> TASK TO CARRY OUT
Gather from the material every line that contains the string "image".

> DATA ENTRIES

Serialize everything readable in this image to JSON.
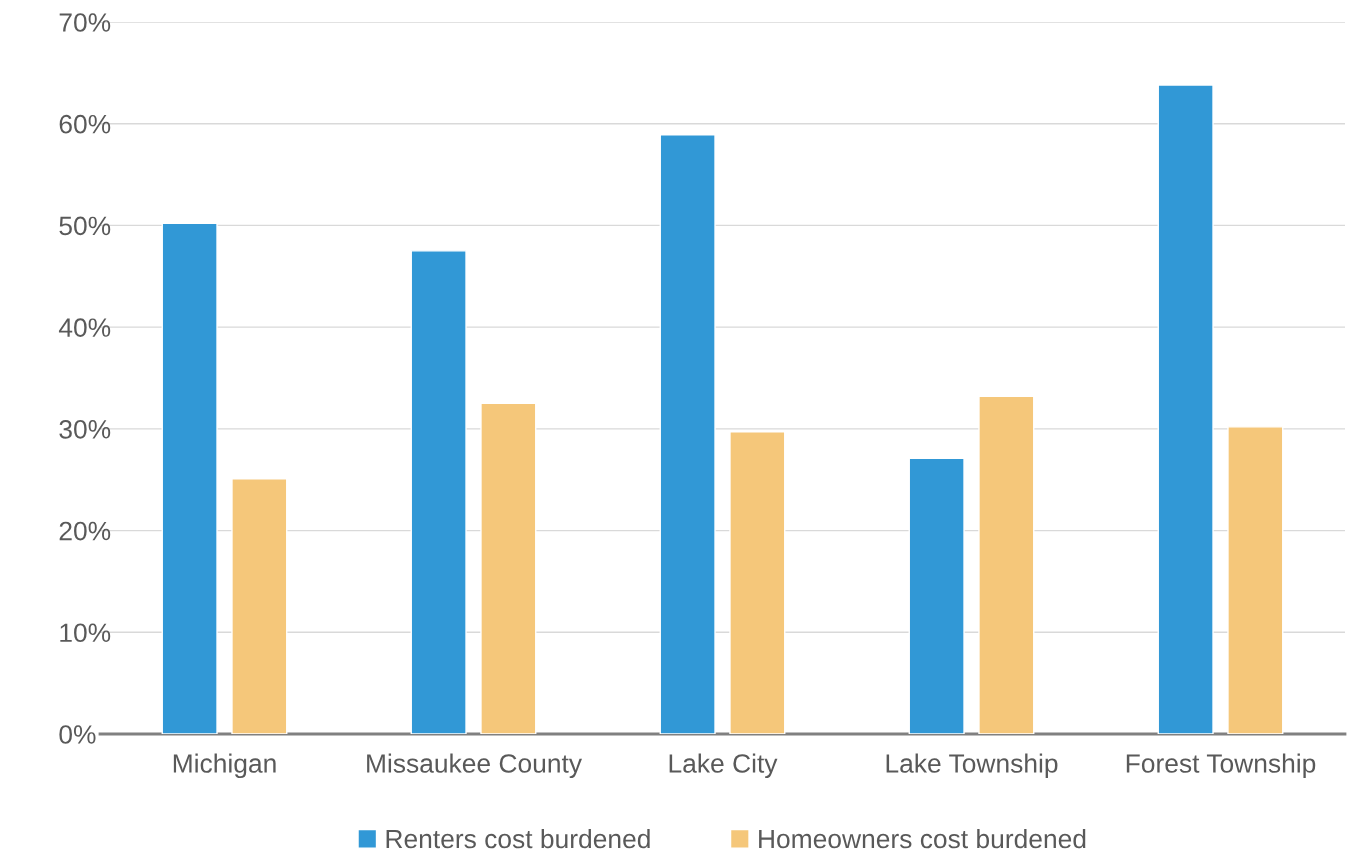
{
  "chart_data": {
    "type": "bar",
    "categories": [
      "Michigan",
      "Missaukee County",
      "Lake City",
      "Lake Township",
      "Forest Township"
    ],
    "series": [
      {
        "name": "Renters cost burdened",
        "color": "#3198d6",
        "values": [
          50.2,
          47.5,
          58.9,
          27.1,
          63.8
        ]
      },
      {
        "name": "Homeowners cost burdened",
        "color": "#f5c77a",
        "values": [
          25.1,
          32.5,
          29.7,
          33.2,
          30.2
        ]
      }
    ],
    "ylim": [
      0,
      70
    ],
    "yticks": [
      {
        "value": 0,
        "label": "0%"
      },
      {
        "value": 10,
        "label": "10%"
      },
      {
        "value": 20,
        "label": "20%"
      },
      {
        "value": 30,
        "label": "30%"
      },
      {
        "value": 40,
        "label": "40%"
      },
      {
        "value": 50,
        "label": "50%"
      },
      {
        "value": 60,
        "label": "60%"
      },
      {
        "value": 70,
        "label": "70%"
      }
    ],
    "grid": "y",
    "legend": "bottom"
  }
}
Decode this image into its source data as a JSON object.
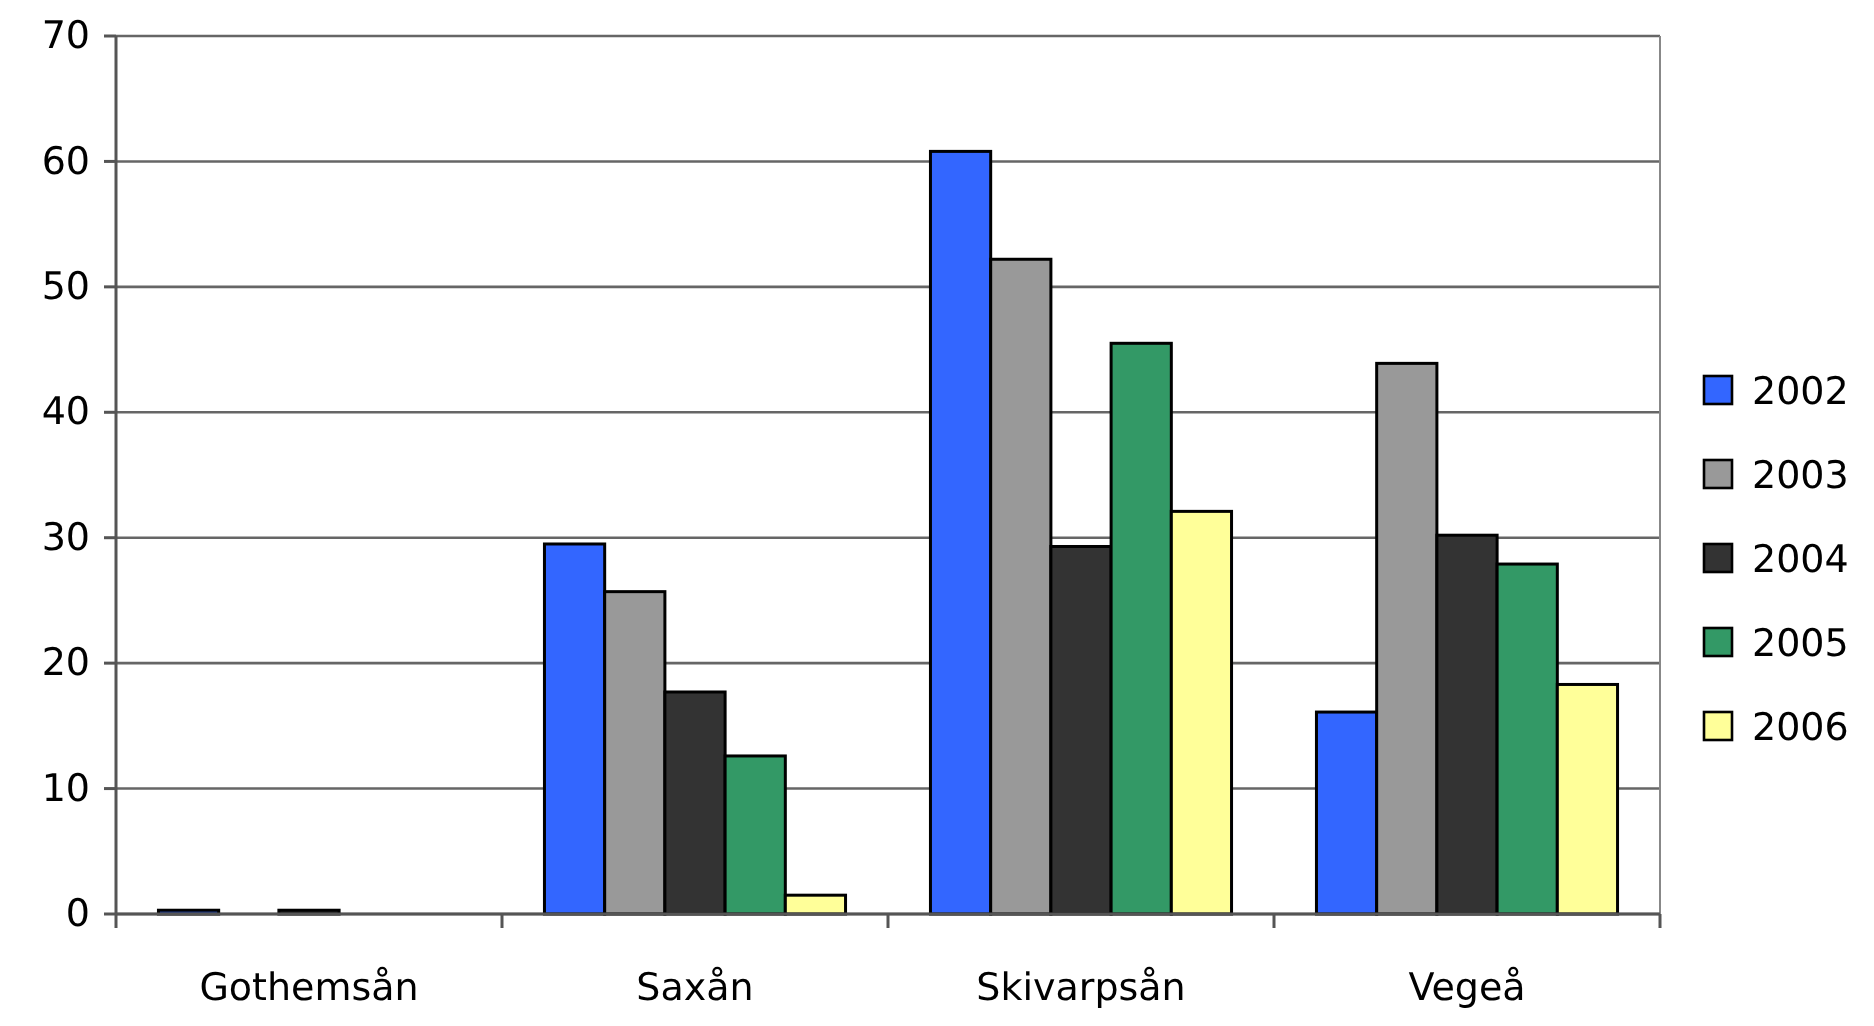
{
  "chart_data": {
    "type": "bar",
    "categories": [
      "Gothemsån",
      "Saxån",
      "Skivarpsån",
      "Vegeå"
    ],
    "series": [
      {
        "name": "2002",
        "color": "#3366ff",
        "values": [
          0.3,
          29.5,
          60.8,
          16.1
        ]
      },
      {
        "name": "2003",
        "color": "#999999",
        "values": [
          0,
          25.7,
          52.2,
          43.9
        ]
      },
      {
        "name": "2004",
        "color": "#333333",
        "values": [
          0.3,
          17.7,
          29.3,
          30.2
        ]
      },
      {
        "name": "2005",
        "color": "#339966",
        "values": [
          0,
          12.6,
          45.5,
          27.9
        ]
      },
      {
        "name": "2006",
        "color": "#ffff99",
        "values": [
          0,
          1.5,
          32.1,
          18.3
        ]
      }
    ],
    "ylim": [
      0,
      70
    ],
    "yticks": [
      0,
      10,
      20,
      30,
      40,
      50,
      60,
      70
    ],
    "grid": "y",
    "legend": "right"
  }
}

> ANSWER TO THE PROBLEM
Serialize everything readable in this image to JSON.
Decode this image into its source data as a JSON object.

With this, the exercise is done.